Given problem | Go through the entries below and count the lines holding the word "Crafts". Reply with only the number, please.

Raw data |
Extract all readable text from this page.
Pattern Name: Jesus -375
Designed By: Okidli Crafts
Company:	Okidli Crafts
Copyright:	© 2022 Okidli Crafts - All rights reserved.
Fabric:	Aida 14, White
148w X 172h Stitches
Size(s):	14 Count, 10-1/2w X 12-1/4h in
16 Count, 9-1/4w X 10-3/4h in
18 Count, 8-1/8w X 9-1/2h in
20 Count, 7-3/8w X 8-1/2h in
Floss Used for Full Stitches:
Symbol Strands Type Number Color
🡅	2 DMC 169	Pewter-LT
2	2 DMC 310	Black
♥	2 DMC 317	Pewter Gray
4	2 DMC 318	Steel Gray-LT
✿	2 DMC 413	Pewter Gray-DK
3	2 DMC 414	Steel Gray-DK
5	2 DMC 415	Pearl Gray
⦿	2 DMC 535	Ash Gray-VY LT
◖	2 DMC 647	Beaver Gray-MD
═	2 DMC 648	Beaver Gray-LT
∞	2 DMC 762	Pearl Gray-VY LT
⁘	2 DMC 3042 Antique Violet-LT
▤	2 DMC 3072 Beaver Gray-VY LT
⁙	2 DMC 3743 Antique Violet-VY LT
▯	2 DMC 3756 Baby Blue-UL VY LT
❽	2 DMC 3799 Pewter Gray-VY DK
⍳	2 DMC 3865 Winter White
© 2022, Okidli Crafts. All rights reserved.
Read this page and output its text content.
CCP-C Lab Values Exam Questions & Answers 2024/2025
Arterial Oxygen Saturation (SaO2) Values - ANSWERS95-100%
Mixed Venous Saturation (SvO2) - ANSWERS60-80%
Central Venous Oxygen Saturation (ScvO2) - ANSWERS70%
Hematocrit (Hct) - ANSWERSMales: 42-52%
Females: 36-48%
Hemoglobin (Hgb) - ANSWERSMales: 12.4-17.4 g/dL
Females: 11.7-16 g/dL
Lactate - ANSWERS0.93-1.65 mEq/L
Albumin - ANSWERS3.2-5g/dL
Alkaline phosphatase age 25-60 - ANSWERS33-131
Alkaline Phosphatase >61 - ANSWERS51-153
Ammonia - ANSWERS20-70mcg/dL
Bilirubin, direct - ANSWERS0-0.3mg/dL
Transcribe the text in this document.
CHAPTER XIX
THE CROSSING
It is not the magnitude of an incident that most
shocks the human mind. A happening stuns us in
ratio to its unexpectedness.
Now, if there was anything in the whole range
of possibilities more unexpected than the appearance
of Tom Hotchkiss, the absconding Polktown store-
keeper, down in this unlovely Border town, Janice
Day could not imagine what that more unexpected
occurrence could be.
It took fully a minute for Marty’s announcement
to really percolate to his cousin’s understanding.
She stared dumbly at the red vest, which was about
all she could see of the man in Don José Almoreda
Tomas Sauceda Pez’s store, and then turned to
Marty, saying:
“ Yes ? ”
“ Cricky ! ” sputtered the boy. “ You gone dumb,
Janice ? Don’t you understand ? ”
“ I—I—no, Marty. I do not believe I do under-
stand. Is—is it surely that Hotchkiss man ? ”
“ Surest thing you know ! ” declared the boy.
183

Solution to this problem | 4